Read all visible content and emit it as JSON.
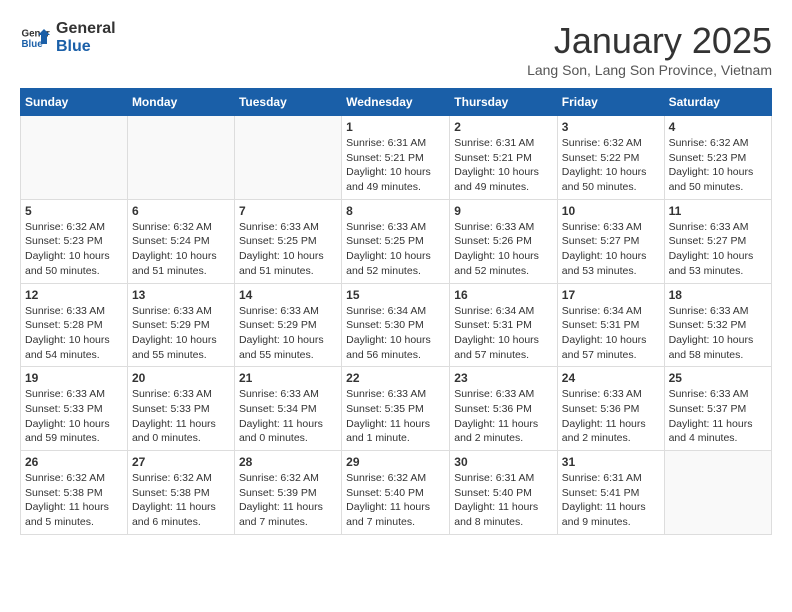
{
  "logo": {
    "line1": "General",
    "line2": "Blue"
  },
  "title": "January 2025",
  "location": "Lang Son, Lang Son Province, Vietnam",
  "days_of_week": [
    "Sunday",
    "Monday",
    "Tuesday",
    "Wednesday",
    "Thursday",
    "Friday",
    "Saturday"
  ],
  "weeks": [
    [
      {
        "day": "",
        "info": ""
      },
      {
        "day": "",
        "info": ""
      },
      {
        "day": "",
        "info": ""
      },
      {
        "day": "1",
        "info": "Sunrise: 6:31 AM\nSunset: 5:21 PM\nDaylight: 10 hours\nand 49 minutes."
      },
      {
        "day": "2",
        "info": "Sunrise: 6:31 AM\nSunset: 5:21 PM\nDaylight: 10 hours\nand 49 minutes."
      },
      {
        "day": "3",
        "info": "Sunrise: 6:32 AM\nSunset: 5:22 PM\nDaylight: 10 hours\nand 50 minutes."
      },
      {
        "day": "4",
        "info": "Sunrise: 6:32 AM\nSunset: 5:23 PM\nDaylight: 10 hours\nand 50 minutes."
      }
    ],
    [
      {
        "day": "5",
        "info": "Sunrise: 6:32 AM\nSunset: 5:23 PM\nDaylight: 10 hours\nand 50 minutes."
      },
      {
        "day": "6",
        "info": "Sunrise: 6:32 AM\nSunset: 5:24 PM\nDaylight: 10 hours\nand 51 minutes."
      },
      {
        "day": "7",
        "info": "Sunrise: 6:33 AM\nSunset: 5:25 PM\nDaylight: 10 hours\nand 51 minutes."
      },
      {
        "day": "8",
        "info": "Sunrise: 6:33 AM\nSunset: 5:25 PM\nDaylight: 10 hours\nand 52 minutes."
      },
      {
        "day": "9",
        "info": "Sunrise: 6:33 AM\nSunset: 5:26 PM\nDaylight: 10 hours\nand 52 minutes."
      },
      {
        "day": "10",
        "info": "Sunrise: 6:33 AM\nSunset: 5:27 PM\nDaylight: 10 hours\nand 53 minutes."
      },
      {
        "day": "11",
        "info": "Sunrise: 6:33 AM\nSunset: 5:27 PM\nDaylight: 10 hours\nand 53 minutes."
      }
    ],
    [
      {
        "day": "12",
        "info": "Sunrise: 6:33 AM\nSunset: 5:28 PM\nDaylight: 10 hours\nand 54 minutes."
      },
      {
        "day": "13",
        "info": "Sunrise: 6:33 AM\nSunset: 5:29 PM\nDaylight: 10 hours\nand 55 minutes."
      },
      {
        "day": "14",
        "info": "Sunrise: 6:33 AM\nSunset: 5:29 PM\nDaylight: 10 hours\nand 55 minutes."
      },
      {
        "day": "15",
        "info": "Sunrise: 6:34 AM\nSunset: 5:30 PM\nDaylight: 10 hours\nand 56 minutes."
      },
      {
        "day": "16",
        "info": "Sunrise: 6:34 AM\nSunset: 5:31 PM\nDaylight: 10 hours\nand 57 minutes."
      },
      {
        "day": "17",
        "info": "Sunrise: 6:34 AM\nSunset: 5:31 PM\nDaylight: 10 hours\nand 57 minutes."
      },
      {
        "day": "18",
        "info": "Sunrise: 6:33 AM\nSunset: 5:32 PM\nDaylight: 10 hours\nand 58 minutes."
      }
    ],
    [
      {
        "day": "19",
        "info": "Sunrise: 6:33 AM\nSunset: 5:33 PM\nDaylight: 10 hours\nand 59 minutes."
      },
      {
        "day": "20",
        "info": "Sunrise: 6:33 AM\nSunset: 5:33 PM\nDaylight: 11 hours\nand 0 minutes."
      },
      {
        "day": "21",
        "info": "Sunrise: 6:33 AM\nSunset: 5:34 PM\nDaylight: 11 hours\nand 0 minutes."
      },
      {
        "day": "22",
        "info": "Sunrise: 6:33 AM\nSunset: 5:35 PM\nDaylight: 11 hours\nand 1 minute."
      },
      {
        "day": "23",
        "info": "Sunrise: 6:33 AM\nSunset: 5:36 PM\nDaylight: 11 hours\nand 2 minutes."
      },
      {
        "day": "24",
        "info": "Sunrise: 6:33 AM\nSunset: 5:36 PM\nDaylight: 11 hours\nand 2 minutes."
      },
      {
        "day": "25",
        "info": "Sunrise: 6:33 AM\nSunset: 5:37 PM\nDaylight: 11 hours\nand 4 minutes."
      }
    ],
    [
      {
        "day": "26",
        "info": "Sunrise: 6:32 AM\nSunset: 5:38 PM\nDaylight: 11 hours\nand 5 minutes."
      },
      {
        "day": "27",
        "info": "Sunrise: 6:32 AM\nSunset: 5:38 PM\nDaylight: 11 hours\nand 6 minutes."
      },
      {
        "day": "28",
        "info": "Sunrise: 6:32 AM\nSunset: 5:39 PM\nDaylight: 11 hours\nand 7 minutes."
      },
      {
        "day": "29",
        "info": "Sunrise: 6:32 AM\nSunset: 5:40 PM\nDaylight: 11 hours\nand 7 minutes."
      },
      {
        "day": "30",
        "info": "Sunrise: 6:31 AM\nSunset: 5:40 PM\nDaylight: 11 hours\nand 8 minutes."
      },
      {
        "day": "31",
        "info": "Sunrise: 6:31 AM\nSunset: 5:41 PM\nDaylight: 11 hours\nand 9 minutes."
      },
      {
        "day": "",
        "info": ""
      }
    ]
  ]
}
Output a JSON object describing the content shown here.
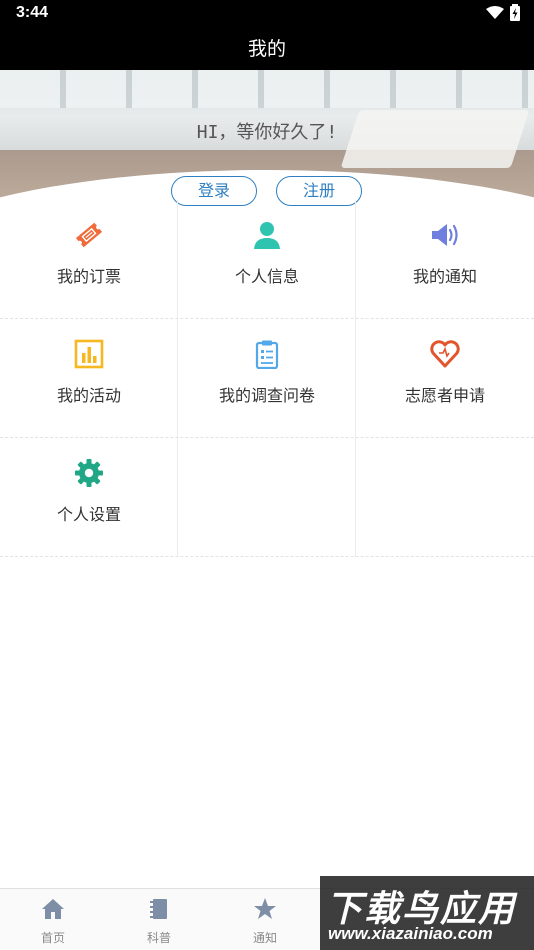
{
  "status_bar": {
    "time": "3:44",
    "wifi_icon": "wifi-icon",
    "battery_icon": "battery-icon"
  },
  "header": {
    "title": "我的"
  },
  "hero": {
    "greeting": "HI，等你好久了!",
    "login_label": "登录",
    "register_label": "注册"
  },
  "menu": [
    {
      "id": "tickets",
      "label": "我的订票",
      "icon": "ticket-icon",
      "color": "#f06a3a"
    },
    {
      "id": "profile",
      "label": "个人信息",
      "icon": "user-icon",
      "color": "#2ec4b0"
    },
    {
      "id": "notices",
      "label": "我的通知",
      "icon": "speaker-icon",
      "color": "#6f7fe0"
    },
    {
      "id": "activities",
      "label": "我的活动",
      "icon": "bar-chart-icon",
      "color": "#f5b820"
    },
    {
      "id": "surveys",
      "label": "我的调查问卷",
      "icon": "clipboard-icon",
      "color": "#52a8e8"
    },
    {
      "id": "volunteer",
      "label": "志愿者申请",
      "icon": "heart-icon",
      "color": "#e2542a"
    },
    {
      "id": "settings",
      "label": "个人设置",
      "icon": "gear-icon",
      "color": "#22a786"
    }
  ],
  "bottom_nav": [
    {
      "label": "首页",
      "icon": "home-icon"
    },
    {
      "label": "科普",
      "icon": "notebook-icon"
    },
    {
      "label": "通知",
      "icon": "star-icon"
    }
  ],
  "watermark": {
    "title": "下载鸟应用",
    "url": "www.xiazainiao.com"
  },
  "colors": {
    "accent": "#2f7fc1",
    "header_bg": "#000000",
    "nav_label": "#8a8a8a"
  }
}
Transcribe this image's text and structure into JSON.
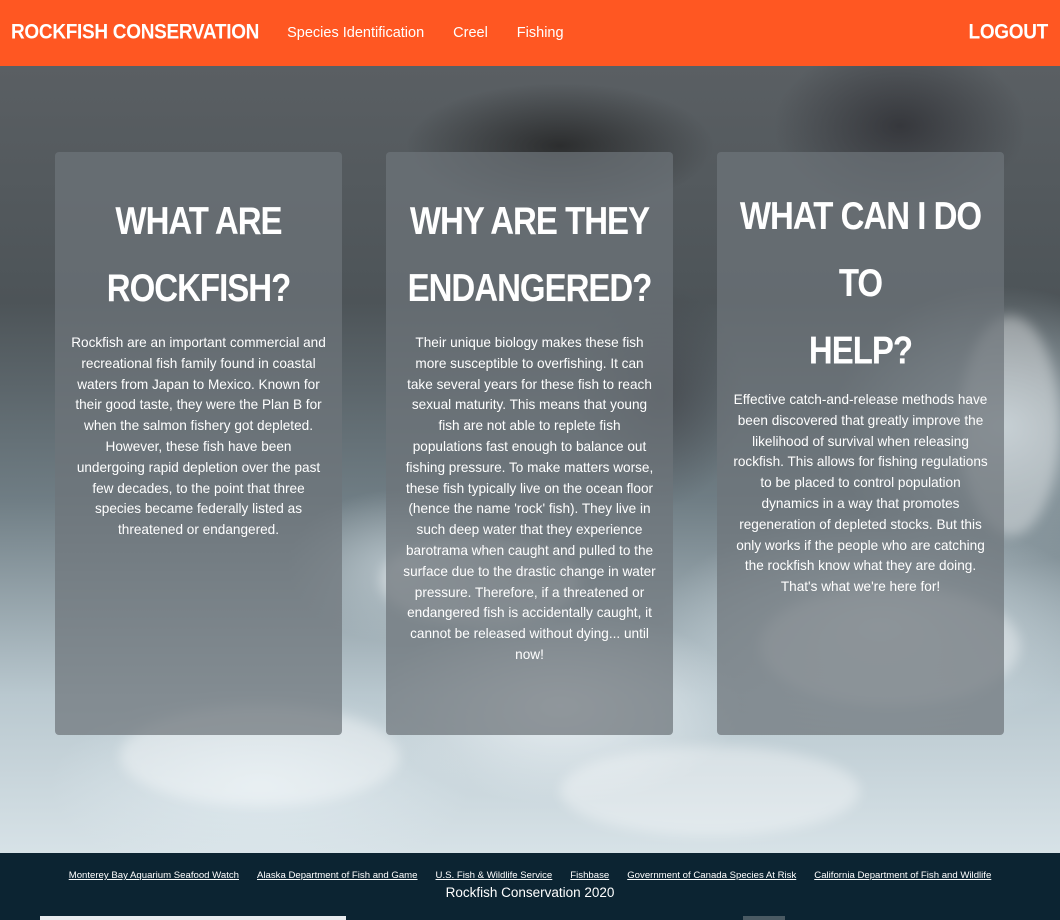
{
  "navbar": {
    "brand": "ROCKFISH CONSERVATION",
    "links": [
      "Species Identification",
      "Creel",
      "Fishing"
    ],
    "logout": "LOGOUT",
    "color": "#ff5722"
  },
  "cards": [
    {
      "title_line1": "WHAT ARE",
      "title_line2": "ROCKFISH?",
      "body": "Rockfish are an important commercial and recreational fish family found in coastal waters from Japan to Mexico. Known for their good taste, they were the Plan B for when the salmon fishery got depleted. However, these fish have been undergoing rapid depletion over the past few decades, to the point that three species became federally listed as threatened or endangered."
    },
    {
      "title_line1": "WHY ARE THEY",
      "title_line2": "ENDANGERED?",
      "body": "Their unique biology makes these fish more susceptible to overfishing. It can take several years for these fish to reach sexual maturity. This means that young fish are not able to replete fish populations fast enough to balance out fishing pressure. To make matters worse, these fish typically live on the ocean floor (hence the name 'rock' fish). They live in such deep water that they experience barotrama when caught and pulled to the surface due to the drastic change in water pressure. Therefore, if a threatened or endangered fish is accidentally caught, it cannot be released without dying... until now!"
    },
    {
      "title_line1": "WHAT CAN I DO TO",
      "title_line2": "HELP?",
      "body": "Effective catch-and-release methods have been discovered that greatly improve the likelihood of survival when releasing rockfish. This allows for fishing regulations to be placed to control population dynamics in a way that promotes regeneration of depleted stocks. But this only works if the people who are catching the rockfish know what they are doing. That's what we're here for!"
    }
  ],
  "footer": {
    "links": [
      "Monterey Bay Aquarium Seafood Watch",
      "Alaska Department of Fish and Game",
      "U.S. Fish & Wildlife Service",
      "Fishbase",
      "Government of Canada Species At Risk",
      "California Department of Fish and Wildlife"
    ],
    "copyright": "Rockfish Conservation 2020",
    "color": "#0c2432"
  }
}
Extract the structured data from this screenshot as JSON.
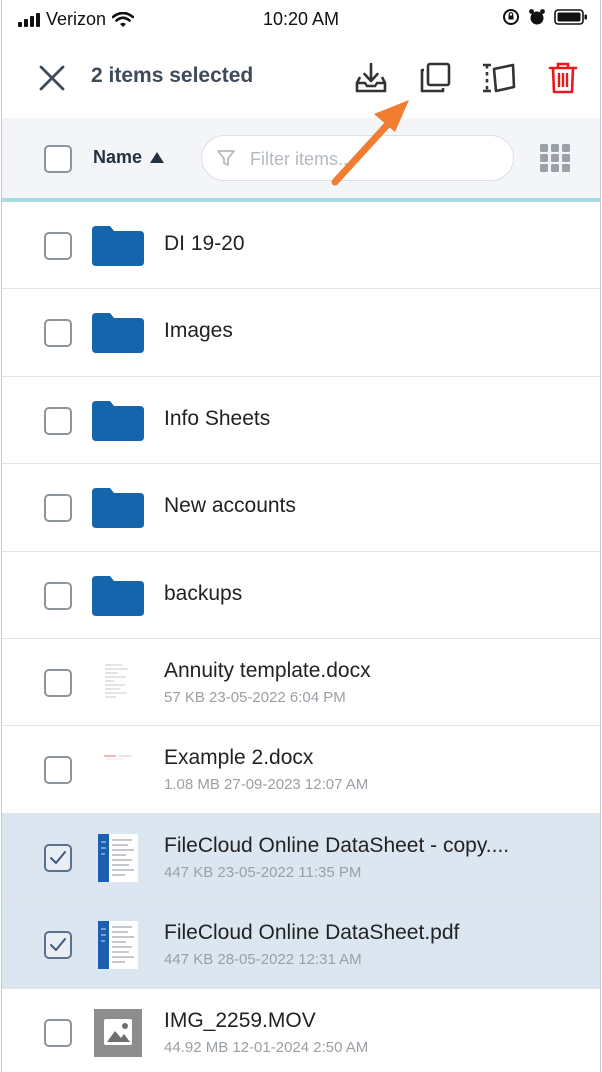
{
  "status_bar": {
    "carrier": "Verizon",
    "time": "10:20 AM"
  },
  "action_bar": {
    "selected_text": "2 items selected",
    "accent_color": "#e31b1b"
  },
  "toolbar": {
    "sort_label": "Name",
    "sort_direction": "ascending",
    "filter_placeholder": "Filter items..."
  },
  "files": [
    {
      "type": "folder",
      "name": "DI 19-20",
      "selected": false
    },
    {
      "type": "folder",
      "name": "Images",
      "selected": false
    },
    {
      "type": "folder",
      "name": "Info Sheets",
      "selected": false
    },
    {
      "type": "folder",
      "name": "New accounts",
      "selected": false
    },
    {
      "type": "folder",
      "name": "backups",
      "selected": false
    },
    {
      "type": "doc",
      "name": "Annuity template.docx",
      "meta": "57 KB 23-05-2022 6:04 PM",
      "selected": false
    },
    {
      "type": "doc",
      "name": "Example 2.docx",
      "meta": "1.08 MB 27-09-2023 12:07 AM",
      "selected": false
    },
    {
      "type": "pdf",
      "name": "FileCloud Online DataSheet - copy....",
      "meta": "447 KB 23-05-2022 11:35 PM",
      "selected": true
    },
    {
      "type": "pdf",
      "name": "FileCloud Online DataSheet.pdf",
      "meta": "447 KB 28-05-2022 12:31 AM",
      "selected": true
    },
    {
      "type": "video",
      "name": "IMG_2259.MOV",
      "meta": "44.92 MB 12-01-2024 2:50 AM",
      "selected": false
    }
  ],
  "colors": {
    "folder": "#1565ad",
    "annotation_arrow": "#f07d32",
    "selected_row": "#dbe6f1"
  }
}
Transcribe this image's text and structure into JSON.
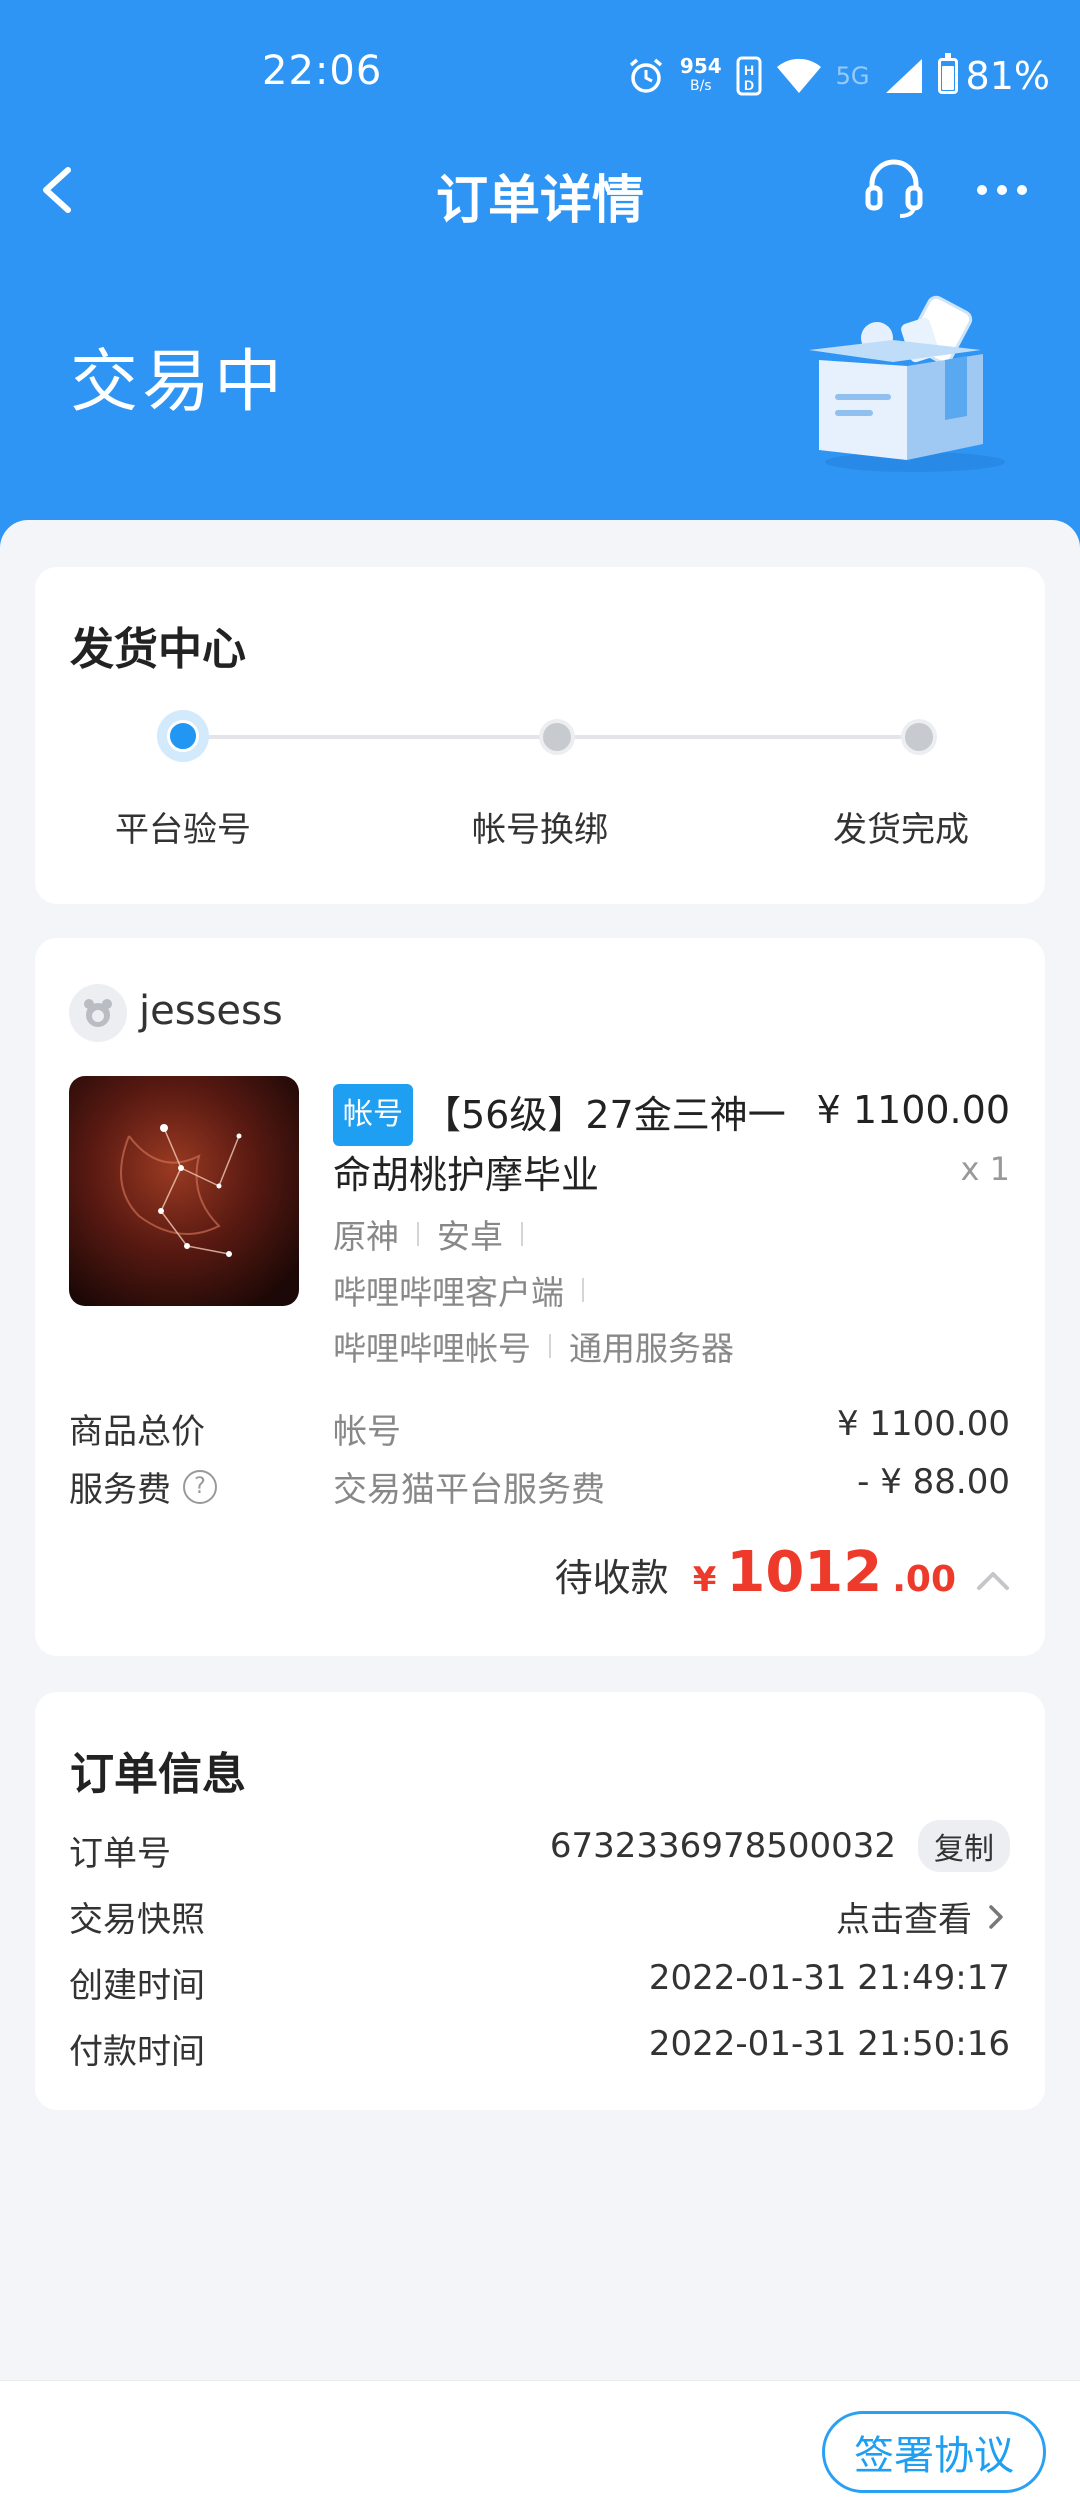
{
  "status_bar": {
    "time": "22:06",
    "net_speed": "954",
    "net_unit": "B/s",
    "network_5g": "5G",
    "battery": "81%"
  },
  "nav": {
    "title": "订单详情"
  },
  "order_status": "交易中",
  "delivery": {
    "title": "发货中心",
    "steps": [
      "平台验号",
      "帐号换绑",
      "发货完成"
    ],
    "active_step": 0
  },
  "order": {
    "seller": "jessess",
    "tag": "帐号",
    "product_title": "【56级】27金三神一命胡桃护摩毕业",
    "price": "¥ 1100.00",
    "qty": "x 1",
    "attrs_row1": [
      "原神",
      "安卓"
    ],
    "attrs_row2": [
      "哔哩哔哩客户端"
    ],
    "attrs_row3": [
      "哔哩哔哩帐号",
      "通用服务器"
    ],
    "total_label": "商品总价",
    "total_desc": "帐号",
    "total_value": "¥ 1100.00",
    "fee_label": "服务费",
    "fee_desc": "交易猫平台服务费",
    "fee_value": "- ¥ 88.00",
    "pending_label": "待收款",
    "pending_yen": "¥",
    "pending_int": "1012",
    "pending_dec": ".00"
  },
  "info": {
    "title": "订单信息",
    "order_no_label": "订单号",
    "order_no": "6732336978500032",
    "copy_label": "复制",
    "snapshot_label": "交易快照",
    "snapshot_value": "点击查看",
    "created_label": "创建时间",
    "created_value": "2022-01-31 21:49:17",
    "paid_label": "付款时间",
    "paid_value": "2022-01-31 21:50:16"
  },
  "bottom": {
    "sign_label": "签署协议"
  },
  "colors": {
    "primary": "#2e95f4",
    "accent_red": "#ee3a2a",
    "tag_blue": "#1e9ff2"
  }
}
★ ★ ★
● WORK TO DO
Read the entries and show each line that mentions "FileCloud".

● RESPONSE TO THE TASK
      "name": "FileCloud Online DataSheet - copy....",
      "name": "FileCloud Online DataSheet.pdf",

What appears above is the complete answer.